:: Trecho selecionado ::
A Comissão Intergestores Bipartite instituiu a Rede de Imunobiológicos para Pessoas com Situações Especiais em Mato Grosso e aprovou a forma de distribuição do nirsevimabe, anticorpo monoclonal usado na proteção de bebês contra o vírus sincicial respiratório. A resolução foi assinada em 3 de setembro e publicada nesta sexta-feira (11) no Diário Oficial. A estrutura alcança 78 municípios.

A rede será organizada em três níveis. O Centro de Referência para Imunobiológicos Especiais, instalado no Centro Estadual de Referência de Média e Alta Complexidade, em Cuiabá, continuará como referência estadual, principalmente para moradores de regiões que ainda não contam com unidade intermediária.

O centro será responsável por validar clinicamente as indicações, aplicar os imunobiológicos, investigar eventos adversos e manter estoque estratégico.

Outros 33 municípios terão Centros Intermediários de Imunobiológicos Especiais. Na Baixada Cuiabana, a estrutura será instalada em Cuiabá, Várzea Grande e Chapada dos Guimarães.

Também integram a relação Rondonópolis, Sinop, Sorriso, Lucas do Rio Verde, Nova Mutum, Tangará da Serra, Barra do Garças, Primavera do Leste, Campo Verde, Água Boa, Canarana, Querência, Nova Xavantina, Pontal do Araguaia, Torixoréu, Colíder, Juara, Porto dos Gaúchos, Confresa, Porto Alegre do Norte, Barra do Bugres, Campo Novo do Parecis, Nova Olímpia, Sapezal, Mirassol D’Oeste, Guarantã do Norte, Matupá, Novo Mundo, Peixoto de Azevedo e Terra Nova do Norte.

Essas unidades poderão avaliar e validar solicitações, orientar pacientes, aplicar os imunobiológicos, registrar as doses, notificar eventos adversos e manter estoque próprio.
:::
:: Entradas de dados ::
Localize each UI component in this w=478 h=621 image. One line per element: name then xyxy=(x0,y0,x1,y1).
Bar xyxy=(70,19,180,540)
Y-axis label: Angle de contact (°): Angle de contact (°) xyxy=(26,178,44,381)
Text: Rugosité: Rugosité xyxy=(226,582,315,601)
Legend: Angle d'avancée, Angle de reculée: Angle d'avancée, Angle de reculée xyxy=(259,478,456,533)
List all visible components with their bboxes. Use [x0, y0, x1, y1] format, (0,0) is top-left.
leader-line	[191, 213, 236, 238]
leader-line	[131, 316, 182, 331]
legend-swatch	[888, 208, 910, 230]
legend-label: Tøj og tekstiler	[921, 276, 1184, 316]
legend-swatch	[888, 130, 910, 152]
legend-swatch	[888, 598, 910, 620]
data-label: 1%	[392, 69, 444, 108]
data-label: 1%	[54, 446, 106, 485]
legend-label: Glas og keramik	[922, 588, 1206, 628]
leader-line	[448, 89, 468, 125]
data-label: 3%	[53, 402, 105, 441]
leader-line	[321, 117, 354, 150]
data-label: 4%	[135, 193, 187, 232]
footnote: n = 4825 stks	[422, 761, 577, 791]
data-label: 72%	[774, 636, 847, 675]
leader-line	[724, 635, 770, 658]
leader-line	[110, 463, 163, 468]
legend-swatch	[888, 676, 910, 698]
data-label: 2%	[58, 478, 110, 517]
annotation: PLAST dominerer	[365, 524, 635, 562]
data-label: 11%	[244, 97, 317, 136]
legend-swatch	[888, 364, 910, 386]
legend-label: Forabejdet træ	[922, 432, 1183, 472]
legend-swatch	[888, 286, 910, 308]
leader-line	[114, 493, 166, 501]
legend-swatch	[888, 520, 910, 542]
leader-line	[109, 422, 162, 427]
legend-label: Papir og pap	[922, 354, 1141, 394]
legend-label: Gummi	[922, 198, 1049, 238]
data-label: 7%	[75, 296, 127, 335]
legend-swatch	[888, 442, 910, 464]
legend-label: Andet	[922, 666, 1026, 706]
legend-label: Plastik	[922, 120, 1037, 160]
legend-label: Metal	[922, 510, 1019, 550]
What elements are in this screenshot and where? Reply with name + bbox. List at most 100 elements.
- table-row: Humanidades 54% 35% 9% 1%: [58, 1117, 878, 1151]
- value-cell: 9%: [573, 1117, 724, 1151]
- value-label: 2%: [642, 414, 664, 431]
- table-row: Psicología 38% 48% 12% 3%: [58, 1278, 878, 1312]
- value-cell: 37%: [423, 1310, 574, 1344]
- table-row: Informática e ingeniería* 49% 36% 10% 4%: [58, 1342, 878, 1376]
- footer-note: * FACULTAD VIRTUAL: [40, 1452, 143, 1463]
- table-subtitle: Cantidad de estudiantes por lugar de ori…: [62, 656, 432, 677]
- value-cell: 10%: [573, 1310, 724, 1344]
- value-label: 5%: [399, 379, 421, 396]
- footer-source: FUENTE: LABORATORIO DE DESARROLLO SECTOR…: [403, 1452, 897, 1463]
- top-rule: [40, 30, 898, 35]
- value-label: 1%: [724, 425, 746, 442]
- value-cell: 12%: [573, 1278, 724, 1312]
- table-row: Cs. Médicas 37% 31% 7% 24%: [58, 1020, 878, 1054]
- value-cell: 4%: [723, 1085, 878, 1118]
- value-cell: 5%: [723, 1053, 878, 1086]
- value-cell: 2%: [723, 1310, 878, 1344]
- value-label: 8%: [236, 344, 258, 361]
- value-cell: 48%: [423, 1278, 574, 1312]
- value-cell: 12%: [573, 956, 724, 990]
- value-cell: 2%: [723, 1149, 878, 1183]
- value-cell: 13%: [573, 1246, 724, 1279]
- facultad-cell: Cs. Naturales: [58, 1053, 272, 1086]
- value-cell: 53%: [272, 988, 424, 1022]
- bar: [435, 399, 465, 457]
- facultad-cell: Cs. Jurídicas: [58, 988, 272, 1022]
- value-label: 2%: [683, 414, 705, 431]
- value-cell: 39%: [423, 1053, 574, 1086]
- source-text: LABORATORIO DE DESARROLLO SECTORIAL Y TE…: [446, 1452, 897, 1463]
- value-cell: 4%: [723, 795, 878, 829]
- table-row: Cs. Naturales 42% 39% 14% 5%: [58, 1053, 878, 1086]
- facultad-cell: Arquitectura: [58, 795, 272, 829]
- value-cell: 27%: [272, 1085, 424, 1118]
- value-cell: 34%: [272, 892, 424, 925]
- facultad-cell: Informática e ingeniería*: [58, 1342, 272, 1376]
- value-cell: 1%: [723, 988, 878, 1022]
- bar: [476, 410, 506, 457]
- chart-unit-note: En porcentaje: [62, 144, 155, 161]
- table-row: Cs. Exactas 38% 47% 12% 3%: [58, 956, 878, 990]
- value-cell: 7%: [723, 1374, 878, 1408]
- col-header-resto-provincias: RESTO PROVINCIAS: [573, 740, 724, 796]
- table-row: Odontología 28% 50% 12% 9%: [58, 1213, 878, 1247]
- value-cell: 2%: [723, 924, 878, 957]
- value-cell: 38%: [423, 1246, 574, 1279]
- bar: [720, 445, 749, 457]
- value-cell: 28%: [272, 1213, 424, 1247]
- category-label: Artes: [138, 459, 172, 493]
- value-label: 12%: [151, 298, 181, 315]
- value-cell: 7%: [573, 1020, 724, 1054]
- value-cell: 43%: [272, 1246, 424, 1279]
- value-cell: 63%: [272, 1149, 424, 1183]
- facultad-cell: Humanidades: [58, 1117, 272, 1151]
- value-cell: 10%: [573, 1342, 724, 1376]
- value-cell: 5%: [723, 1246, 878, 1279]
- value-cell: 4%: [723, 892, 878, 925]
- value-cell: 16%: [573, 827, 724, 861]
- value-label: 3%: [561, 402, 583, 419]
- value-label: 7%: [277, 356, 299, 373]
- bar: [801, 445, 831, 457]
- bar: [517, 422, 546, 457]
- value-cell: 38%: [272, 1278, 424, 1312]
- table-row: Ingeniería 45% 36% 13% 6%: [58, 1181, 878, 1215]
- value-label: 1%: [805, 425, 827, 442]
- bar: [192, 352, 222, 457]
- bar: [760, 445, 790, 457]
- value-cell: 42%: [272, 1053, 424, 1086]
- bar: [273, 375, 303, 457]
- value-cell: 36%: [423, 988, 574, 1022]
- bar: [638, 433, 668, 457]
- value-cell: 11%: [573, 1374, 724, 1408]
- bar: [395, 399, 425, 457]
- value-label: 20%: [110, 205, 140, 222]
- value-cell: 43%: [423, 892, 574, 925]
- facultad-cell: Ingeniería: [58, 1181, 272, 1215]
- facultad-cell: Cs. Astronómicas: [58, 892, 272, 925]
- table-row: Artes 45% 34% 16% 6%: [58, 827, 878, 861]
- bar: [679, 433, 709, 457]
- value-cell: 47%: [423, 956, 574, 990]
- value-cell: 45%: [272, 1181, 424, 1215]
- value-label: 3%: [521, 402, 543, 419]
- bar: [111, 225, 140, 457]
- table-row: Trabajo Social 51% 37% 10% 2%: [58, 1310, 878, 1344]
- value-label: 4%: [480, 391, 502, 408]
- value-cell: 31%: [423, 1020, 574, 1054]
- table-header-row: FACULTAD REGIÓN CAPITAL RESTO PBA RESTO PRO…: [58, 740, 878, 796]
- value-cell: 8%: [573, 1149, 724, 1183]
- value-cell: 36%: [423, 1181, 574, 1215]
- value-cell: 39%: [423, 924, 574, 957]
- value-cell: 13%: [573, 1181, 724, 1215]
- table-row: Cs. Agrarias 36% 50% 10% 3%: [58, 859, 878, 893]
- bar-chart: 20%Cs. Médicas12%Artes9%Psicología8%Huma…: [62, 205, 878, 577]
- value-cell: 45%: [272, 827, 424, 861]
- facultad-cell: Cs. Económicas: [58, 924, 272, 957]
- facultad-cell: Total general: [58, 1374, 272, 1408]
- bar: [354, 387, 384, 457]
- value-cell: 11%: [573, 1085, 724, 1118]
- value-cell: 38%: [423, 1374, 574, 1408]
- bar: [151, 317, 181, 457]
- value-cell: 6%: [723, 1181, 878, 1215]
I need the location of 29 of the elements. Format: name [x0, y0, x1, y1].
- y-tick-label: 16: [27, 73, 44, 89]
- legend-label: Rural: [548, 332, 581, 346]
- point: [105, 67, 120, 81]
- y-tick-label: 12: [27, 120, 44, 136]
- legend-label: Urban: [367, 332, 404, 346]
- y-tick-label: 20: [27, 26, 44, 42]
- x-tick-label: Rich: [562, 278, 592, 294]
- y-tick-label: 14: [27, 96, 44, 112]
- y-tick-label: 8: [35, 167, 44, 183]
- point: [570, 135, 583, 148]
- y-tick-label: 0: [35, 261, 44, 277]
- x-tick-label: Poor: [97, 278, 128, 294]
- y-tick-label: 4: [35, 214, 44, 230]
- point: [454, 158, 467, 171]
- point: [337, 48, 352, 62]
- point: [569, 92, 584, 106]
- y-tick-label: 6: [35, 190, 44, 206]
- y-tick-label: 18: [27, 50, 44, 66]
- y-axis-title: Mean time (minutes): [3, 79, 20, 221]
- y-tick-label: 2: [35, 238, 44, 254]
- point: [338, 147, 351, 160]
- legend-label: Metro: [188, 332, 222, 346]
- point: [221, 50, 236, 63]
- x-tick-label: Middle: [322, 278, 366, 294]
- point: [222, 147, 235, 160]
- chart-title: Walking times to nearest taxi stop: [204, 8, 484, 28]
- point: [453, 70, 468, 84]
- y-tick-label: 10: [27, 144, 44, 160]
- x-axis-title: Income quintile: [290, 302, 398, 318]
:::
▸ **Tarefa solicitada 1**:
Quais são as responsabilidades atribuídas ao Centro de Referência para Imunobiológicos Especiais no trecho selecionado? Liste todas.
▸ **Tarefa solicitada 2**:
As afirmações abaixo concordam com o trecho selecionado? Responda sim ou não a cada uma e cite as palavras do texto que decidem.
(a) A resolução foi publicada no Diário Oficial em 3 de setembro.
(b) A estrutura da rede alcança 78 municípios.
(c) O Centro de Referência para Imunobiológicos Especiais está instalado em Cuiabá.
▸ **Tarefa solicitada 3**:
Repita o trecho selecionado desde as palavras "Também integram a" até as palavras "manter estoque próprio.", inclusive.

▸ **Resultado 1**:
- Validar clinicamente as indicações
- Aplicar os imunobiológicos
- Investigar eventos adversos
- Manter estoque estratégico

▸ **Resultado 2**:
(a) Não: "A resolução foi assinada em 3 de setembro e publicada nesta sexta-feira (11) no Diário Oficial."
(b) Sim: "A estrutura alcança 78 municípios."
(c) Sim: "instalado no Centro Estadual de Referência de Média e Alta Complexidade, em Cuiabá"

▸ **Resultado 3**:
Também integram a relação Rondonópolis, Sinop, Sorriso, Lucas do Rio Verde, Nova Mutum, Tangará da Serra, Barra do Garças, Primavera do Leste, Campo Verde, Água Boa, Canarana, Querência, Nova Xavantina, Pontal do Araguaia, Torixoréu, Colíder, Juara, Porto dos Gaúchos, Confresa, Porto Alegre do Norte, Barra do Bugres, Campo Novo do Parecis, Nova Olímpia, Sapezal, Mirassol D’Oeste, Guarantã do Norte, Matupá, Novo Mundo, Peixoto de Azevedo e Terra Nova do Norte.

Essas unidades poderão avaliar e validar solicitações, orientar pacientes, aplicar os imunobiológicos, registrar as doses, notificar eventos adversos e manter estoque próprio.